_Required work_: Repeat the material below exactly, line for line.

╔══

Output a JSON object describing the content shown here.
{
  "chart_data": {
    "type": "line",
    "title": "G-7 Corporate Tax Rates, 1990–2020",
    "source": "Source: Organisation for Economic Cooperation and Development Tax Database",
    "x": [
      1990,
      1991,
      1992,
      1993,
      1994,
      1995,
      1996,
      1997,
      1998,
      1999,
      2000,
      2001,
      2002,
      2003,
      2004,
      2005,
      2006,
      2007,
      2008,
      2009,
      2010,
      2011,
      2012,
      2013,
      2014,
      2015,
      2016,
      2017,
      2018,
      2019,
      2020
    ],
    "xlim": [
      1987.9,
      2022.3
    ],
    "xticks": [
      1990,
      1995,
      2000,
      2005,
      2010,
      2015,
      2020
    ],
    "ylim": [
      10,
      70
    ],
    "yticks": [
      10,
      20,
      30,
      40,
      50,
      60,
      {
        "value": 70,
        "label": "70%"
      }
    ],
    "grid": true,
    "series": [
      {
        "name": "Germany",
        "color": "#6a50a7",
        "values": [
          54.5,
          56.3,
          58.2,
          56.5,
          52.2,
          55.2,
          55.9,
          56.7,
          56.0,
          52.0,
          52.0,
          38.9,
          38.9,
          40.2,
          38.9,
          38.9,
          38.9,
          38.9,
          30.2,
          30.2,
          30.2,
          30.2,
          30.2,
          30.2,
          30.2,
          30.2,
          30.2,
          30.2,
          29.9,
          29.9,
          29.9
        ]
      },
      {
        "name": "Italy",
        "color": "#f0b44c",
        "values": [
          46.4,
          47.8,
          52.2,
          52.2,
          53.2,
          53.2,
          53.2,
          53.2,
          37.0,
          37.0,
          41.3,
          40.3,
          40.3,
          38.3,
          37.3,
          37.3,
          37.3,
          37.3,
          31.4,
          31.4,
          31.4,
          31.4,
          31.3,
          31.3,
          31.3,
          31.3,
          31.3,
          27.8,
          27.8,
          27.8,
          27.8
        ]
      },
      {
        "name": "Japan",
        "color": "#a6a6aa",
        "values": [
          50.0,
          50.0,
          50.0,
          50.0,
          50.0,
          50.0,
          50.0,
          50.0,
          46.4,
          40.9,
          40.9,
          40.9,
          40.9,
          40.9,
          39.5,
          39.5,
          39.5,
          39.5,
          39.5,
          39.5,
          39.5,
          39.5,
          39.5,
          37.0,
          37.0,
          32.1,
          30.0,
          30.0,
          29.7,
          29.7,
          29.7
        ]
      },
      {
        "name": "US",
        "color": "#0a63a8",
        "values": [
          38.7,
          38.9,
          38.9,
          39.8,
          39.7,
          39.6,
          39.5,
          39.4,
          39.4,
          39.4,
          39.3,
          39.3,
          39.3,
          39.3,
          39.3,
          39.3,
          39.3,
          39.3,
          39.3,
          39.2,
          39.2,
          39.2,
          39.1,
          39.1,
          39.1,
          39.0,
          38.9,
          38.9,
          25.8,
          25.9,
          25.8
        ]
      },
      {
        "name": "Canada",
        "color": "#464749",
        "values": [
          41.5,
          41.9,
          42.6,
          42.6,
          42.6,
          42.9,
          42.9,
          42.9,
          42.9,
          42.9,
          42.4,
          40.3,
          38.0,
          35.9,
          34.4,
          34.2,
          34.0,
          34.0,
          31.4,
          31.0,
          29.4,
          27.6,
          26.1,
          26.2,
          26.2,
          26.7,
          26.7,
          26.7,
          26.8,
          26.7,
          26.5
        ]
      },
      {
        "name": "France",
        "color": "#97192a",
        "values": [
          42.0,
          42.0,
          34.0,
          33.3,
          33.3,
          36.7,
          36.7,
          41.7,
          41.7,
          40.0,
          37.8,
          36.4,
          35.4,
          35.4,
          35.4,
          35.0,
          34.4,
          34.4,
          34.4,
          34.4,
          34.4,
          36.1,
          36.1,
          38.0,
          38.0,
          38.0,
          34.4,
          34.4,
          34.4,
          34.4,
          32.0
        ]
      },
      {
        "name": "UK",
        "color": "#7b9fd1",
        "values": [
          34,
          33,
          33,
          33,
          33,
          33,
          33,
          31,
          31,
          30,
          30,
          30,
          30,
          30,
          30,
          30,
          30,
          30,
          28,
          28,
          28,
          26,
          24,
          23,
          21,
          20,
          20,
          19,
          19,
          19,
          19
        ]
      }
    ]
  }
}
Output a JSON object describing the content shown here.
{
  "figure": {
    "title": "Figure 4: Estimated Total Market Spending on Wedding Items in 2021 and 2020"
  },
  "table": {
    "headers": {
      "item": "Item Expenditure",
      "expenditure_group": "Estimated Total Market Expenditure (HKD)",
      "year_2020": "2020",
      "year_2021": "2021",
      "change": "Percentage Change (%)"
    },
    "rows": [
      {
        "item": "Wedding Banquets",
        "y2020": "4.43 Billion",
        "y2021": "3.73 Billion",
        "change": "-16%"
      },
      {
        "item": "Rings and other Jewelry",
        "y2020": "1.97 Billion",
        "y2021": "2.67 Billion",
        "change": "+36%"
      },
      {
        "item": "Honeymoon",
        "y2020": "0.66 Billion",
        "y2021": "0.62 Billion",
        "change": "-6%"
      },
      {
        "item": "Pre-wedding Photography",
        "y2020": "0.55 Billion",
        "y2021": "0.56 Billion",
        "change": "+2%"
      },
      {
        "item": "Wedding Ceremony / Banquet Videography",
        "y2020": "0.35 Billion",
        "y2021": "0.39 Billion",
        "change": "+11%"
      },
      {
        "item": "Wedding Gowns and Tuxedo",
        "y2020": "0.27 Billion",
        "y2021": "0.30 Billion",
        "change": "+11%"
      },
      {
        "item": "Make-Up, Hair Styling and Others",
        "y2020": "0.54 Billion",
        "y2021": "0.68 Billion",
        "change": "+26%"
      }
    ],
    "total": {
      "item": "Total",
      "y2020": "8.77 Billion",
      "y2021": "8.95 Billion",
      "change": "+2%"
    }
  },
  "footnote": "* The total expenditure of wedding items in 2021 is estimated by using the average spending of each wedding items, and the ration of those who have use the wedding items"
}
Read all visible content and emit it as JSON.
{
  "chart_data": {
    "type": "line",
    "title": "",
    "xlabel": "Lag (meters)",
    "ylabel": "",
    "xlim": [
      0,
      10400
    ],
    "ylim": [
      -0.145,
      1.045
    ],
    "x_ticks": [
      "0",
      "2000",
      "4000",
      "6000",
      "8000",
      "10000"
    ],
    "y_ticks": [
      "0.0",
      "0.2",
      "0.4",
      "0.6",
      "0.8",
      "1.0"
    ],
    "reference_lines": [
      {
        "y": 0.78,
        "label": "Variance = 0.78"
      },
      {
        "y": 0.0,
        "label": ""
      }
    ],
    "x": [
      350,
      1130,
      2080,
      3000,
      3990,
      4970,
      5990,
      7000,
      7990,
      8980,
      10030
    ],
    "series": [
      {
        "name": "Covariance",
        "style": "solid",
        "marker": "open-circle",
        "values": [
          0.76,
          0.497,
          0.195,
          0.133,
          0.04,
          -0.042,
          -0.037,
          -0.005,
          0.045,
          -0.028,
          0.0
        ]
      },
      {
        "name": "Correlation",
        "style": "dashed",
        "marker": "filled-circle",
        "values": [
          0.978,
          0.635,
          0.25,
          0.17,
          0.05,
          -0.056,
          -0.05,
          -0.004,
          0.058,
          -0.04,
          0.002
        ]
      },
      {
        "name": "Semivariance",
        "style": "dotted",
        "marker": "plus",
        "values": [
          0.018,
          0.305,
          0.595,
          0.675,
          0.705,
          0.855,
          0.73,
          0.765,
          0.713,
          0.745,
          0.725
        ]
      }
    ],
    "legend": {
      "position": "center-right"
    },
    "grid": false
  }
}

╚══

_The reply_:
Output a JSON object describing the content shown here.
{
  "chart_data": {
    "type": "line",
    "title": "G-7 Corporate Tax Rates, 1990–2020",
    "source": "Source: Organisation for Economic Cooperation and Development Tax Database",
    "x": [
      1990,
      1991,
      1992,
      1993,
      1994,
      1995,
      1996,
      1997,
      1998,
      1999,
      2000,
      2001,
      2002,
      2003,
      2004,
      2005,
      2006,
      2007,
      2008,
      2009,
      2010,
      2011,
      2012,
      2013,
      2014,
      2015,
      2016,
      2017,
      2018,
      2019,
      2020
    ],
    "xlim": [
      1987.9,
      2022.3
    ],
    "xticks": [
      1990,
      1995,
      2000,
      2005,
      2010,
      2015,
      2020
    ],
    "ylim": [
      10,
      70
    ],
    "yticks": [
      10,
      20,
      30,
      40,
      50,
      60,
      {
        "value": 70,
        "label": "70%"
      }
    ],
    "grid": true,
    "series": [
      {
        "name": "Germany",
        "color": "#6a50a7",
        "values": [
          54.5,
          56.3,
          58.2,
          56.5,
          52.2,
          55.2,
          55.9,
          56.7,
          56.0,
          52.0,
          52.0,
          38.9,
          38.9,
          40.2,
          38.9,
          38.9,
          38.9,
          38.9,
          30.2,
          30.2,
          30.2,
          30.2,
          30.2,
          30.2,
          30.2,
          30.2,
          30.2,
          30.2,
          29.9,
          29.9,
          29.9
        ]
      },
      {
        "name": "Italy",
        "color": "#f0b44c",
        "values": [
          46.4,
          47.8,
          52.2,
          52.2,
          53.2,
          53.2,
          53.2,
          53.2,
          37.0,
          37.0,
          41.3,
          40.3,
          40.3,
          38.3,
          37.3,
          37.3,
          37.3,
          37.3,
          31.4,
          31.4,
          31.4,
          31.4,
          31.3,
          31.3,
          31.3,
          31.3,
          31.3,
          27.8,
          27.8,
          27.8,
          27.8
        ]
      },
      {
        "name": "Japan",
        "color": "#a6a6aa",
        "values": [
          50.0,
          50.0,
          50.0,
          50.0,
          50.0,
          50.0,
          50.0,
          50.0,
          46.4,
          40.9,
          40.9,
          40.9,
          40.9,
          40.9,
          39.5,
          39.5,
          39.5,
          39.5,
          39.5,
          39.5,
          39.5,
          39.5,
          39.5,
          37.0,
          37.0,
          32.1,
          30.0,
          30.0,
          29.7,
          29.7,
          29.7
        ]
      },
      {
        "name": "US",
        "color": "#0a63a8",
        "values": [
          38.7,
          38.9,
          38.9,
          39.8,
          39.7,
          39.6,
          39.5,
          39.4,
          39.4,
          39.4,
          39.3,
          39.3,
          39.3,
          39.3,
          39.3,
          39.3,
          39.3,
          39.3,
          39.3,
          39.2,
          39.2,
          39.2,
          39.1,
          39.1,
          39.1,
          39.0,
          38.9,
          38.9,
          25.8,
          25.9,
          25.8
        ]
      },
      {
        "name": "Canada",
        "color": "#464749",
        "values": [
          41.5,
          41.9,
          42.6,
          42.6,
          42.6,
          42.9,
          42.9,
          42.9,
          42.9,
          42.9,
          42.4,
          40.3,
          38.0,
          35.9,
          34.4,
          34.2,
          34.0,
          34.0,
          31.4,
          31.0,
          29.4,
          27.6,
          26.1,
          26.2,
          26.2,
          26.7,
          26.7,
          26.7,
          26.8,
          26.7,
          26.5
        ]
      },
      {
        "name": "France",
        "color": "#97192a",
        "values": [
          42.0,
          42.0,
          34.0,
          33.3,
          33.3,
          36.7,
          36.7,
          41.7,
          41.7,
          40.0,
          37.8,
          36.4,
          35.4,
          35.4,
          35.4,
          35.0,
          34.4,
          34.4,
          34.4,
          34.4,
          34.4,
          36.1,
          36.1,
          38.0,
          38.0,
          38.0,
          34.4,
          34.4,
          34.4,
          34.4,
          32.0
        ]
      },
      {
        "name": "UK",
        "color": "#7b9fd1",
        "values": [
          34,
          33,
          33,
          33,
          33,
          33,
          33,
          31,
          31,
          30,
          30,
          30,
          30,
          30,
          30,
          30,
          30,
          30,
          28,
          28,
          28,
          26,
          24,
          23,
          21,
          20,
          20,
          19,
          19,
          19,
          19
        ]
      }
    ]
  }
}
Output a JSON object describing the content shown here.
{
  "figure": {
    "title": "Figure 4: Estimated Total Market Spending on Wedding Items in 2021 and 2020"
  },
  "table": {
    "headers": {
      "item": "Item Expenditure",
      "expenditure_group": "Estimated Total Market Expenditure (HKD)",
      "year_2020": "2020",
      "year_2021": "2021",
      "change": "Percentage Change (%)"
    },
    "rows": [
      {
        "item": "Wedding Banquets",
        "y2020": "4.43 Billion",
        "y2021": "3.73 Billion",
        "change": "-16%"
      },
      {
        "item": "Rings and other Jewelry",
        "y2020": "1.97 Billion",
        "y2021": "2.67 Billion",
        "change": "+36%"
      },
      {
        "item": "Honeymoon",
        "y2020": "0.66 Billion",
        "y2021": "0.62 Billion",
        "change": "-6%"
      },
      {
        "item": "Pre-wedding Photography",
        "y2020": "0.55 Billion",
        "y2021": "0.56 Billion",
        "change": "+2%"
      },
      {
        "item": "Wedding Ceremony / Banquet Videography",
        "y2020": "0.35 Billion",
        "y2021": "0.39 Billion",
        "change": "+11%"
      },
      {
        "item": "Wedding Gowns and Tuxedo",
        "y2020": "0.27 Billion",
        "y2021": "0.30 Billion",
        "change": "+11%"
      },
      {
        "item": "Make-Up, Hair Styling and Others",
        "y2020": "0.54 Billion",
        "y2021": "0.68 Billion",
        "change": "+26%"
      }
    ],
    "total": {
      "item": "Total",
      "y2020": "8.77 Billion",
      "y2021": "8.95 Billion",
      "change": "+2%"
    }
  },
  "footnote": "* The total expenditure of wedding items in 2021 is estimated by using the average spending of each wedding items, and the ration of those who have use the wedding items"
}
Read all visible content and emit it as JSON.
{
  "chart_data": {
    "type": "line",
    "title": "",
    "xlabel": "Lag (meters)",
    "ylabel": "",
    "xlim": [
      0,
      10400
    ],
    "ylim": [
      -0.145,
      1.045
    ],
    "x_ticks": [
      "0",
      "2000",
      "4000",
      "6000",
      "8000",
      "10000"
    ],
    "y_ticks": [
      "0.0",
      "0.2",
      "0.4",
      "0.6",
      "0.8",
      "1.0"
    ],
    "reference_lines": [
      {
        "y": 0.78,
        "label": "Variance = 0.78"
      },
      {
        "y": 0.0,
        "label": ""
      }
    ],
    "x": [
      350,
      1130,
      2080,
      3000,
      3990,
      4970,
      5990,
      7000,
      7990,
      8980,
      10030
    ],
    "series": [
      {
        "name": "Covariance",
        "style": "solid",
        "marker": "open-circle",
        "values": [
          0.76,
          0.497,
          0.195,
          0.133,
          0.04,
          -0.042,
          -0.037,
          -0.005,
          0.045,
          -0.028,
          0.0
        ]
      },
      {
        "name": "Correlation",
        "style": "dashed",
        "marker": "filled-circle",
        "values": [
          0.978,
          0.635,
          0.25,
          0.17,
          0.05,
          -0.056,
          -0.05,
          -0.004,
          0.058,
          -0.04,
          0.002
        ]
      },
      {
        "name": "Semivariance",
        "style": "dotted",
        "marker": "plus",
        "values": [
          0.018,
          0.305,
          0.595,
          0.675,
          0.705,
          0.855,
          0.73,
          0.765,
          0.713,
          0.745,
          0.725
        ]
      }
    ],
    "legend": {
      "position": "center-right"
    },
    "grid": false
  }
}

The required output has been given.